# TASK INSTRUCTIONS
Copy, from the entries below, each line in which the string "name" appears.

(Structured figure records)
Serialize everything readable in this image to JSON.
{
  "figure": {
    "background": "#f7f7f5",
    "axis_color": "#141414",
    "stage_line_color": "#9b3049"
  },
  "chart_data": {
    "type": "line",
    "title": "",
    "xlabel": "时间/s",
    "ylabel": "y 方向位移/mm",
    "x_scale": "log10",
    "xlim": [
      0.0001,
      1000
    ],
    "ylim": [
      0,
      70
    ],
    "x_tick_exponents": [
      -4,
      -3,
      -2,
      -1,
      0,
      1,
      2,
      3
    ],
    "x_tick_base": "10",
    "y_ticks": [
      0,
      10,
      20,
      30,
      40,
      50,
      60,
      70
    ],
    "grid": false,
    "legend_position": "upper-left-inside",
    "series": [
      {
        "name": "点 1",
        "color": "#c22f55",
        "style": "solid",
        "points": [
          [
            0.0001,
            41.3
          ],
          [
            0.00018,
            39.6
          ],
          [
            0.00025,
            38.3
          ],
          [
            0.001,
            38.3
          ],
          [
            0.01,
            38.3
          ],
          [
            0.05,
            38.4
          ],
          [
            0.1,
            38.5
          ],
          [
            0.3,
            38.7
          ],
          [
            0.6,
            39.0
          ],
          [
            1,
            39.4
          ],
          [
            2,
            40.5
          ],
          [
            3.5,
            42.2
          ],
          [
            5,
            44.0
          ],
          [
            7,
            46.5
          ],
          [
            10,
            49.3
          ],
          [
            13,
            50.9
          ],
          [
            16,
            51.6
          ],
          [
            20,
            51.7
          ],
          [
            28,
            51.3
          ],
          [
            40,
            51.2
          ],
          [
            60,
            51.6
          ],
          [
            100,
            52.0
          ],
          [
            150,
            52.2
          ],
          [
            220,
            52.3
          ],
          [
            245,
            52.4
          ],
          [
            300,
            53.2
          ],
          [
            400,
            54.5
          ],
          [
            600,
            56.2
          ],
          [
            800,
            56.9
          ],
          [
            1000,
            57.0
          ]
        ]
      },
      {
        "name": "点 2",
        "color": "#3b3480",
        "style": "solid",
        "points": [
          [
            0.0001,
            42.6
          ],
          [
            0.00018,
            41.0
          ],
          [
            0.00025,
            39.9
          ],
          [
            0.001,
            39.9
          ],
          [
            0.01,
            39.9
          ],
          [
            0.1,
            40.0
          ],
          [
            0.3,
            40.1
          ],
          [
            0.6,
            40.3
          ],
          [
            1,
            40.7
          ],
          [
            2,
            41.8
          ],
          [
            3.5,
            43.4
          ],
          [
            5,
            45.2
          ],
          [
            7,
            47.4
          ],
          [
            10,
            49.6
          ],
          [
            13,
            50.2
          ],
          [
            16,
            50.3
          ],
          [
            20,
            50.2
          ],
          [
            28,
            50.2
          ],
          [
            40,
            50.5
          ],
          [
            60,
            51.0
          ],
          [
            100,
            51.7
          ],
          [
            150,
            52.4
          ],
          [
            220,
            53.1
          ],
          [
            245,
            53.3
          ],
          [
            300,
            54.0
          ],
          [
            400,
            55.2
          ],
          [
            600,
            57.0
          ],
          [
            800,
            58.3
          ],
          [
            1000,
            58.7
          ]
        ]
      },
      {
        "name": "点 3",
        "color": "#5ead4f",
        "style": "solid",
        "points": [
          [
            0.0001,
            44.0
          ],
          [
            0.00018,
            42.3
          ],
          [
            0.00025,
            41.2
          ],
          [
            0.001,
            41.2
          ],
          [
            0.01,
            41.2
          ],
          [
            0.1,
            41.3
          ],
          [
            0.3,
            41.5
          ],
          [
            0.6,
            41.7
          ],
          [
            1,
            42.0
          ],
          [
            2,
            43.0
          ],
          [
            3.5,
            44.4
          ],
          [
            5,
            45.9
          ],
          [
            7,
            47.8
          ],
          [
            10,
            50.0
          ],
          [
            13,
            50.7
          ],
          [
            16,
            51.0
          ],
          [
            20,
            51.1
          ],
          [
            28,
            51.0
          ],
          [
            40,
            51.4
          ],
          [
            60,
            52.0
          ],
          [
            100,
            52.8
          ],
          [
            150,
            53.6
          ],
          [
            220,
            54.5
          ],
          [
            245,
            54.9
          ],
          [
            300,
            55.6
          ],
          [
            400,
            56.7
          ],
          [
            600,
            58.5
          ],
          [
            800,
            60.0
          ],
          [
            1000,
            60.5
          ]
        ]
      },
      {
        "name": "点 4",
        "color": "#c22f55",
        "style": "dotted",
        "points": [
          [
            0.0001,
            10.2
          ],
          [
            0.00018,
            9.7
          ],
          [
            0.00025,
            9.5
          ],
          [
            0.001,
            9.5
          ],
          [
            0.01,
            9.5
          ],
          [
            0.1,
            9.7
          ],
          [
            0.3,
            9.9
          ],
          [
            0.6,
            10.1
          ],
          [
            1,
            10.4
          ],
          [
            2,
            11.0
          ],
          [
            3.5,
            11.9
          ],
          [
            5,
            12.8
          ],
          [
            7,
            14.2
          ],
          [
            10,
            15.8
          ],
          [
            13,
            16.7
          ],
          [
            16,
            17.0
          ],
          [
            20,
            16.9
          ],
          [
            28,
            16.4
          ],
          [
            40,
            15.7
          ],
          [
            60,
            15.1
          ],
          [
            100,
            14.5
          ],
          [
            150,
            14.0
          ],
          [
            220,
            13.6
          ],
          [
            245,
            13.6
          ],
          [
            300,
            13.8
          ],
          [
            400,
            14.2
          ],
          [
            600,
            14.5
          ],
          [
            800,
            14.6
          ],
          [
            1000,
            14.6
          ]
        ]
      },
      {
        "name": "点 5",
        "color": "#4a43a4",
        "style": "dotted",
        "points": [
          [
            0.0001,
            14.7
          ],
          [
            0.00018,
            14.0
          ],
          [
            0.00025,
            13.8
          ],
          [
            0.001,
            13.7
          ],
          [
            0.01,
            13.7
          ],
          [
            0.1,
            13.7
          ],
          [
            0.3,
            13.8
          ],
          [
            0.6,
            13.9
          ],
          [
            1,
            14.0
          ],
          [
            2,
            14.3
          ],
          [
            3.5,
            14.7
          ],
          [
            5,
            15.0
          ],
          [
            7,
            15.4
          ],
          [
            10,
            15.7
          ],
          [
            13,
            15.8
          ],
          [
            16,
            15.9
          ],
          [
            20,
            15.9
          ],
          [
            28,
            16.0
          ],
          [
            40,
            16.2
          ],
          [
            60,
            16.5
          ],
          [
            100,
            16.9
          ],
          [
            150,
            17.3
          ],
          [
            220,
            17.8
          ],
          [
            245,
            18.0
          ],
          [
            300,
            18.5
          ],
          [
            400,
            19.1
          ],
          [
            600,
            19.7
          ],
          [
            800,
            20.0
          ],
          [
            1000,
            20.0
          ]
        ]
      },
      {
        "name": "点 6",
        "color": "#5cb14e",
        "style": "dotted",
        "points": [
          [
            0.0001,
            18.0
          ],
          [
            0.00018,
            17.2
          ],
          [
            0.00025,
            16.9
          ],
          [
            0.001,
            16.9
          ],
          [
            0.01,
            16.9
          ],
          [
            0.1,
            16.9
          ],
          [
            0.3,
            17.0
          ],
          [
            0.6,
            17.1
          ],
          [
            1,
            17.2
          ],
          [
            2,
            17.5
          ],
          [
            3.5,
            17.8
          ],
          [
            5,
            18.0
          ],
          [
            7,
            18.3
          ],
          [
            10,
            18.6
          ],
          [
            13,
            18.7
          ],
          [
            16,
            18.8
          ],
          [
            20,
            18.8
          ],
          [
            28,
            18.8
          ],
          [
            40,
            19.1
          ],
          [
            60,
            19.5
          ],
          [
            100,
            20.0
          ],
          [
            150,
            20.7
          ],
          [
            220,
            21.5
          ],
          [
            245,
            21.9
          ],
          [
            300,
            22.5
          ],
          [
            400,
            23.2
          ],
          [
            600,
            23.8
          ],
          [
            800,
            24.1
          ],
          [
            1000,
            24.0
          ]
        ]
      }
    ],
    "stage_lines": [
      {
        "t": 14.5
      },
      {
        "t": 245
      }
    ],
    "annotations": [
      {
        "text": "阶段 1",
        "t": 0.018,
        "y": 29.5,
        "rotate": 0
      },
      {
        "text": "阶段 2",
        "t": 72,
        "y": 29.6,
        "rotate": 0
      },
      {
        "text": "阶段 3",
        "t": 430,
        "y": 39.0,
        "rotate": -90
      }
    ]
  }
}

# FINISHED TASK
        "name": "点 1",
        "name": "点 2",
        "name": "点 3",
        "name": "点 4",
        "name": "点 5",
        "name": "点 6",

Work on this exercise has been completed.